WHAT YOU SHOULD DO -> Begin with the line containing "Convert this document image to plain text." and copy each line exactly through the last line of the entries, inclusive.

— START OF EXERCISE INPUTS —

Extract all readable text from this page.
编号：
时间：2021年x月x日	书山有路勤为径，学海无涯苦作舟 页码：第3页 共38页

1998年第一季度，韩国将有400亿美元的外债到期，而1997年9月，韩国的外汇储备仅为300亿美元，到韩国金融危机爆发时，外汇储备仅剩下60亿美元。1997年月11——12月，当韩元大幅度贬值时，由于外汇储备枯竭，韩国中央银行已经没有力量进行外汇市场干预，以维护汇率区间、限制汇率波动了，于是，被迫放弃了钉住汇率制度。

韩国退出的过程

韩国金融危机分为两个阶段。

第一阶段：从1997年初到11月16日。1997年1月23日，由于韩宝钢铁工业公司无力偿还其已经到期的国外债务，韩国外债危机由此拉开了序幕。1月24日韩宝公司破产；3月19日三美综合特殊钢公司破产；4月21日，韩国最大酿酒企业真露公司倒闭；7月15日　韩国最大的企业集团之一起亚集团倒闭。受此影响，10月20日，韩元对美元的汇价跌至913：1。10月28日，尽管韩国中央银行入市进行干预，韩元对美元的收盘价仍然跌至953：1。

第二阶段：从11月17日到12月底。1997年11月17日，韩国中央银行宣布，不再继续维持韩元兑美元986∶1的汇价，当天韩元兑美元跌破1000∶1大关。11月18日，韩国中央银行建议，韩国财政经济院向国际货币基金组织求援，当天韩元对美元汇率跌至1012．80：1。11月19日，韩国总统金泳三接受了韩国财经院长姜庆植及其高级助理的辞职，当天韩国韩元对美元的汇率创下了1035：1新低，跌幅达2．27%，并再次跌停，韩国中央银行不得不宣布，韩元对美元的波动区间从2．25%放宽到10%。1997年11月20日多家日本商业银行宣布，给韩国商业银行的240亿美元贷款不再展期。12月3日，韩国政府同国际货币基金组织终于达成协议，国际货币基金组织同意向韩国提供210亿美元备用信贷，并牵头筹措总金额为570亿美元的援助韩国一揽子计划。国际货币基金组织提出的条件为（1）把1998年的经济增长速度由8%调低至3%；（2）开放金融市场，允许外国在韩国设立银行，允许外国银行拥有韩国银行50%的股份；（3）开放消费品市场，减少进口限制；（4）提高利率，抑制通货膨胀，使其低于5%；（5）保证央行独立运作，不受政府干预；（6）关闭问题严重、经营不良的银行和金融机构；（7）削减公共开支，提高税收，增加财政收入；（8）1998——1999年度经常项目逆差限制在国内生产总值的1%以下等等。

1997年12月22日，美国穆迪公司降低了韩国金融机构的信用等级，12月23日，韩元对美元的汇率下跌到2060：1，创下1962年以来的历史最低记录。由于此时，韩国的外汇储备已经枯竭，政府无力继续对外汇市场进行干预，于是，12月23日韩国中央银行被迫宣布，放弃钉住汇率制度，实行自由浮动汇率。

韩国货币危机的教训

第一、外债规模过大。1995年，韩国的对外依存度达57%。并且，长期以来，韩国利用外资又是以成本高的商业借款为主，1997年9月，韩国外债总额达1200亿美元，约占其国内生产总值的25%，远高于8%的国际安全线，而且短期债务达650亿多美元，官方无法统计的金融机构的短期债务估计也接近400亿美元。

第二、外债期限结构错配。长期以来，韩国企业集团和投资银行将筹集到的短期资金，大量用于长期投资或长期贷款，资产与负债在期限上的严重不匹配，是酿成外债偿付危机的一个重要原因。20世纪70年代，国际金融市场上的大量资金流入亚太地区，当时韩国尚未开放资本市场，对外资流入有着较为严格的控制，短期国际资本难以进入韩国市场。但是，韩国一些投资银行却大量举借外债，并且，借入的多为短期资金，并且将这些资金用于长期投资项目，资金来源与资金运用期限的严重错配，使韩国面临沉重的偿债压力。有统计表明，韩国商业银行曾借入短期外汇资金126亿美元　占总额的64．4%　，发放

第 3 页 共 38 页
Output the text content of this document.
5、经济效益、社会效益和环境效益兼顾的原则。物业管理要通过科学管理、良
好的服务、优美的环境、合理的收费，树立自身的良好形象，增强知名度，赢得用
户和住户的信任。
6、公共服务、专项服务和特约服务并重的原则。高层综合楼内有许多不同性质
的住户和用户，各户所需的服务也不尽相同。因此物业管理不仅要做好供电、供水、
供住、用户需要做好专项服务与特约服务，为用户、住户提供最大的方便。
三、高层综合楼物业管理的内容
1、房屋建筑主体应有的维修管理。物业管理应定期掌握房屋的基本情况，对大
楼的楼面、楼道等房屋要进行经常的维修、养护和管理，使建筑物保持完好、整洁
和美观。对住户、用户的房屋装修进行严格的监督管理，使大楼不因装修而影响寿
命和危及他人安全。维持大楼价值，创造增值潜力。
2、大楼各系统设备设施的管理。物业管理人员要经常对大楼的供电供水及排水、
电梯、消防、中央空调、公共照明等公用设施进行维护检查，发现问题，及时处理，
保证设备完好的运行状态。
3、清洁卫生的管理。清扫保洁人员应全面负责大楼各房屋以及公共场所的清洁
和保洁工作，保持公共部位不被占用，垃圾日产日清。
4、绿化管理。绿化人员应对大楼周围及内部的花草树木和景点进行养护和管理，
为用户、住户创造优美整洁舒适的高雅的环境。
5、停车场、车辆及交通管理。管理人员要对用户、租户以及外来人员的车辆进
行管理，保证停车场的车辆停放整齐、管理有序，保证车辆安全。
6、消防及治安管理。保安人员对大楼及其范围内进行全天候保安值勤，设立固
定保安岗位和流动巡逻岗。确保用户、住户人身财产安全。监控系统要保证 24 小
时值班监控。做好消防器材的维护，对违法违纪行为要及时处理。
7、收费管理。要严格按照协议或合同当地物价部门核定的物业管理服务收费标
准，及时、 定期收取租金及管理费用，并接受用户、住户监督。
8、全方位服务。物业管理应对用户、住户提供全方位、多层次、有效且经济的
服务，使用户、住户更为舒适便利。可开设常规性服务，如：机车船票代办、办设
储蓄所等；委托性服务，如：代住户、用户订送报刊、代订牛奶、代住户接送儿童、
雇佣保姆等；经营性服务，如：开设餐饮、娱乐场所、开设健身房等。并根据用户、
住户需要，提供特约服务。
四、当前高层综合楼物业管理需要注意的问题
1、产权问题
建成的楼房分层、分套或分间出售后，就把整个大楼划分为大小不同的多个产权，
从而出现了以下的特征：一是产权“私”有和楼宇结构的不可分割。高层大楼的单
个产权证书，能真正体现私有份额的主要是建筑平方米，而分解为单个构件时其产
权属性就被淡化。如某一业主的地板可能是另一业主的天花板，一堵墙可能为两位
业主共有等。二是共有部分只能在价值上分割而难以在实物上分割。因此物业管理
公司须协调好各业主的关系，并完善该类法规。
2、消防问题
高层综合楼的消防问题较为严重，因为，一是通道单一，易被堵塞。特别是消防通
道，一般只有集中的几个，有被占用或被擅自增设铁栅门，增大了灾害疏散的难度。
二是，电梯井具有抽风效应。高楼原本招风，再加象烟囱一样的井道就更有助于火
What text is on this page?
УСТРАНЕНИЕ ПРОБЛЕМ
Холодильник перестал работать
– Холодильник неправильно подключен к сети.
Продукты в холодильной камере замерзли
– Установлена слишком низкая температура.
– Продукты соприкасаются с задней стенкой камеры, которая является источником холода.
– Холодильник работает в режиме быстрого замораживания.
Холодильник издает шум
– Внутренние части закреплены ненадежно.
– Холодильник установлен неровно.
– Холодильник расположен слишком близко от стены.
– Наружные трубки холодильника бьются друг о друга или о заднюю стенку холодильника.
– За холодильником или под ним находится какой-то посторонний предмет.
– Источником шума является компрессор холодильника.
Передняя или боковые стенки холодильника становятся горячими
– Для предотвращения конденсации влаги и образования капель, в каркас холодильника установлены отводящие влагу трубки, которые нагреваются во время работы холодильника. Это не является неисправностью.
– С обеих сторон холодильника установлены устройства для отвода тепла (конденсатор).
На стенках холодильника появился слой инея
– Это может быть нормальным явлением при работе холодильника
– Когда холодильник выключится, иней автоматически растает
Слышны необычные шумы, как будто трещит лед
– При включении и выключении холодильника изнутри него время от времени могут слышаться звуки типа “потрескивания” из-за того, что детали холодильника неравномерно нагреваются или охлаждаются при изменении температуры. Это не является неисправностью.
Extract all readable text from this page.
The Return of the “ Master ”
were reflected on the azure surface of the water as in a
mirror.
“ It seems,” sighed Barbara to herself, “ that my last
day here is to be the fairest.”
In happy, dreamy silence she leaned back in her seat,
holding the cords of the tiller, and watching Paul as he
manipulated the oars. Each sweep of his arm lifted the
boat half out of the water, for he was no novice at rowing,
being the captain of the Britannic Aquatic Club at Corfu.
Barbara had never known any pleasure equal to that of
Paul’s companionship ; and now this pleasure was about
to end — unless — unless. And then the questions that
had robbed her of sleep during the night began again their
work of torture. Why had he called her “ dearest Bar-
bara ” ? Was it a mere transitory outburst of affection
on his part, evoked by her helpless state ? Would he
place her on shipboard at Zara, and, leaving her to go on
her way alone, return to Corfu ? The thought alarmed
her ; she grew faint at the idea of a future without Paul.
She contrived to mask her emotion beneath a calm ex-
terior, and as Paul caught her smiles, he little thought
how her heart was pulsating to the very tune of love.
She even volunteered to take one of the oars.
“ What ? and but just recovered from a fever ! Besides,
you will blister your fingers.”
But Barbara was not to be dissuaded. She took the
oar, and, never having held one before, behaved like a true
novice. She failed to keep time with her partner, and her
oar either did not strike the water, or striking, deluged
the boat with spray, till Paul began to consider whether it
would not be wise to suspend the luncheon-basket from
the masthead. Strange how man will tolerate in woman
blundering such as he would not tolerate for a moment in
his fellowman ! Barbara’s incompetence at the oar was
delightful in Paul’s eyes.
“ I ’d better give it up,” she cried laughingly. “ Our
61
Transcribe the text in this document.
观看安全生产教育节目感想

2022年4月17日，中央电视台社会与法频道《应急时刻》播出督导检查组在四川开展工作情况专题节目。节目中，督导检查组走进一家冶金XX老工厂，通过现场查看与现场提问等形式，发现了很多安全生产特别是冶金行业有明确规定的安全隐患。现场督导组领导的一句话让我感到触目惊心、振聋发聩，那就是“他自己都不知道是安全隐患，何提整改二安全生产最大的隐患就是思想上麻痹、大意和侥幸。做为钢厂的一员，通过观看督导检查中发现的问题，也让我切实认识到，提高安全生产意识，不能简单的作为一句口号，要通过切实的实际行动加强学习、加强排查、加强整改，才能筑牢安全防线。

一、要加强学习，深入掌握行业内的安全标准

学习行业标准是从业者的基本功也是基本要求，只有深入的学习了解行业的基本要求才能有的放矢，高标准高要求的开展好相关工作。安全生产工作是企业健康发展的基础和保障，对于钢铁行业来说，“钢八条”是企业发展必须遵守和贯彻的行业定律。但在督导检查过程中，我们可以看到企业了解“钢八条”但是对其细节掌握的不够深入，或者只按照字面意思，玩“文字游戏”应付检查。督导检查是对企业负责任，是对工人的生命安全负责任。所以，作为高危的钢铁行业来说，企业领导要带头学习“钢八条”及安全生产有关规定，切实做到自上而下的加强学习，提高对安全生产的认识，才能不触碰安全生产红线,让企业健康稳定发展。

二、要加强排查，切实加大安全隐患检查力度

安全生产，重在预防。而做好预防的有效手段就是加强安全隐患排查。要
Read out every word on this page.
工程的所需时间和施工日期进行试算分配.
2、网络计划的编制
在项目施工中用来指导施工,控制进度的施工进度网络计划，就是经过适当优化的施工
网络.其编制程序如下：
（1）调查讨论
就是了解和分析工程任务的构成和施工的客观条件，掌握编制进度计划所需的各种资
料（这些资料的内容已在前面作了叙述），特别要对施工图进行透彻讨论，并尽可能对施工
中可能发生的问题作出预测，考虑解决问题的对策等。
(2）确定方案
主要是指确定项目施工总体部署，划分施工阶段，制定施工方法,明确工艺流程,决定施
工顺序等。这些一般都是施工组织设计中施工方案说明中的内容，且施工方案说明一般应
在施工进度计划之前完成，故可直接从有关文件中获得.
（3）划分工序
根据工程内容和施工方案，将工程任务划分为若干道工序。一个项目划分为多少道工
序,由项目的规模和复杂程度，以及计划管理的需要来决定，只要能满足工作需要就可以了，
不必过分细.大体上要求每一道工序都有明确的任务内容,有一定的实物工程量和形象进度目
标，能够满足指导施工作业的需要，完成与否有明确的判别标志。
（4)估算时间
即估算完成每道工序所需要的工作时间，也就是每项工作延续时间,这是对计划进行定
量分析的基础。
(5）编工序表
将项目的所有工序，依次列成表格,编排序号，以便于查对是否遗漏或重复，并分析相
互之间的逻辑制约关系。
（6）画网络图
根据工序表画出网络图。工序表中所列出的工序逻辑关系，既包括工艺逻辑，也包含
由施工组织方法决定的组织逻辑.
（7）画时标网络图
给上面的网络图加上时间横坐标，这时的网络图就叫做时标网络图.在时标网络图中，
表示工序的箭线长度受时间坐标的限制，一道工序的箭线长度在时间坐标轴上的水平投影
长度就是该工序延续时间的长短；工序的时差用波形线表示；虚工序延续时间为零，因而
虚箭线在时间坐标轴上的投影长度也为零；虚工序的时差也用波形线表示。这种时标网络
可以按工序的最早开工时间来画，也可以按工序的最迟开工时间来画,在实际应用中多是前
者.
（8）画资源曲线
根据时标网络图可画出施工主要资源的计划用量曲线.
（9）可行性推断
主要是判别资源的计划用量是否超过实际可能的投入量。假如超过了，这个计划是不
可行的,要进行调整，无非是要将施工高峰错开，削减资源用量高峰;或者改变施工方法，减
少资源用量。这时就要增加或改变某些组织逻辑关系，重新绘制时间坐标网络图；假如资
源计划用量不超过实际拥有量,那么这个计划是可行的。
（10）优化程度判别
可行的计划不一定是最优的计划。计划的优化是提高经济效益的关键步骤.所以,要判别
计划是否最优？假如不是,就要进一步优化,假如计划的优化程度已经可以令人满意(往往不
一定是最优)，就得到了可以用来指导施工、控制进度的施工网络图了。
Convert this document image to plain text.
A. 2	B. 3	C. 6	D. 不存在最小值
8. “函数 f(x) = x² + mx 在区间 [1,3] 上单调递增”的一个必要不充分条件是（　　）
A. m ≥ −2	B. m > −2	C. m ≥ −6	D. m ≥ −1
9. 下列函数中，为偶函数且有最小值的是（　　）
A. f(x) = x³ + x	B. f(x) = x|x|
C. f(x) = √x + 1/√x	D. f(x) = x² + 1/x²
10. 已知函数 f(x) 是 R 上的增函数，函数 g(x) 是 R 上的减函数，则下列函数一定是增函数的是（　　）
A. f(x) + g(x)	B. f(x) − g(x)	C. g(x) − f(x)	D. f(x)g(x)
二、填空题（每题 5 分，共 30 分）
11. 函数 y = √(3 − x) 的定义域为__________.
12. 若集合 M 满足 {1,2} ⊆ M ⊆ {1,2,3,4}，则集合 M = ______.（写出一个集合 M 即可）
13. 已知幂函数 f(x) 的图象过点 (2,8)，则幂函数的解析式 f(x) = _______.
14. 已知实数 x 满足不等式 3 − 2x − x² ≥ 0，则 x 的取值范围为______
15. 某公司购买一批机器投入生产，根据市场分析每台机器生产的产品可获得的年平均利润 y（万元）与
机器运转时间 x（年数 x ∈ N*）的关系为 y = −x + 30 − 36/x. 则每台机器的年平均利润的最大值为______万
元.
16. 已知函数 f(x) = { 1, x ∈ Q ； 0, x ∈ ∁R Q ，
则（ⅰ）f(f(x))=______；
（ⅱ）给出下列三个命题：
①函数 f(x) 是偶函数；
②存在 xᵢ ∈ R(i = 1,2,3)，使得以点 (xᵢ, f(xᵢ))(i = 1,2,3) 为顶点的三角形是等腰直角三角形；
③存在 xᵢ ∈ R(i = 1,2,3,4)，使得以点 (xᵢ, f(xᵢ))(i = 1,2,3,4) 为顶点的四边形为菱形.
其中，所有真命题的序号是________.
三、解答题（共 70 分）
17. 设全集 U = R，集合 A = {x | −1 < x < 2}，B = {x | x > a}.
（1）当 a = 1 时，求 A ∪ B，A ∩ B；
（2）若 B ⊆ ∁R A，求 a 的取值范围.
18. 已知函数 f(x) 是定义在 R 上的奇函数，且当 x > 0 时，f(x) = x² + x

— END OF EXERCISE INPUTS —

TASK ANSWER ->
Convert this document image to plain text.
A. 2	B. 3	C. 6	D. 不存在最小值
8. “函数 f(x) = x² + mx 在区间 [1,3] 上单调递增”的一个必要不充分条件是（　　）
A. m ≥ −2	B. m > −2	C. m ≥ −6	D. m ≥ −1
9. 下列函数中，为偶函数且有最小值的是（　　）
A. f(x) = x³ + x	B. f(x) = x|x|
C. f(x) = √x + 1/√x	D. f(x) = x² + 1/x²
10. 已知函数 f(x) 是 R 上的增函数，函数 g(x) 是 R 上的减函数，则下列函数一定是增函数的是（　　）
A. f(x) + g(x)	B. f(x) − g(x)	C. g(x) − f(x)	D. f(x)g(x)
二、填空题（每题 5 分，共 30 分）
11. 函数 y = √(3 − x) 的定义域为__________.
12. 若集合 M 满足 {1,2} ⊆ M ⊆ {1,2,3,4}，则集合 M = ______.（写出一个集合 M 即可）
13. 已知幂函数 f(x) 的图象过点 (2,8)，则幂函数的解析式 f(x) = _______.
14. 已知实数 x 满足不等式 3 − 2x − x² ≥ 0，则 x 的取值范围为______
15. 某公司购买一批机器投入生产，根据市场分析每台机器生产的产品可获得的年平均利润 y（万元）与
机器运转时间 x（年数 x ∈ N*）的关系为 y = −x + 30 − 36/x. 则每台机器的年平均利润的最大值为______万
元.
16. 已知函数 f(x) = { 1, x ∈ Q ； 0, x ∈ ∁R Q ，
则（ⅰ）f(f(x))=______；
（ⅱ）给出下列三个命题：
①函数 f(x) 是偶函数；
②存在 xᵢ ∈ R(i = 1,2,3)，使得以点 (xᵢ, f(xᵢ))(i = 1,2,3) 为顶点的三角形是等腰直角三角形；
③存在 xᵢ ∈ R(i = 1,2,3,4)，使得以点 (xᵢ, f(xᵢ))(i = 1,2,3,4) 为顶点的四边形为菱形.
其中，所有真命题的序号是________.
三、解答题（共 70 分）
17. 设全集 U = R，集合 A = {x | −1 < x < 2}，B = {x | x > a}.
（1）当 a = 1 时，求 A ∪ B，A ∩ B；
（2）若 B ⊆ ∁R A，求 a 的取值范围.
18. 已知函数 f(x) 是定义在 R 上的奇函数，且当 x > 0 时，f(x) = x² + x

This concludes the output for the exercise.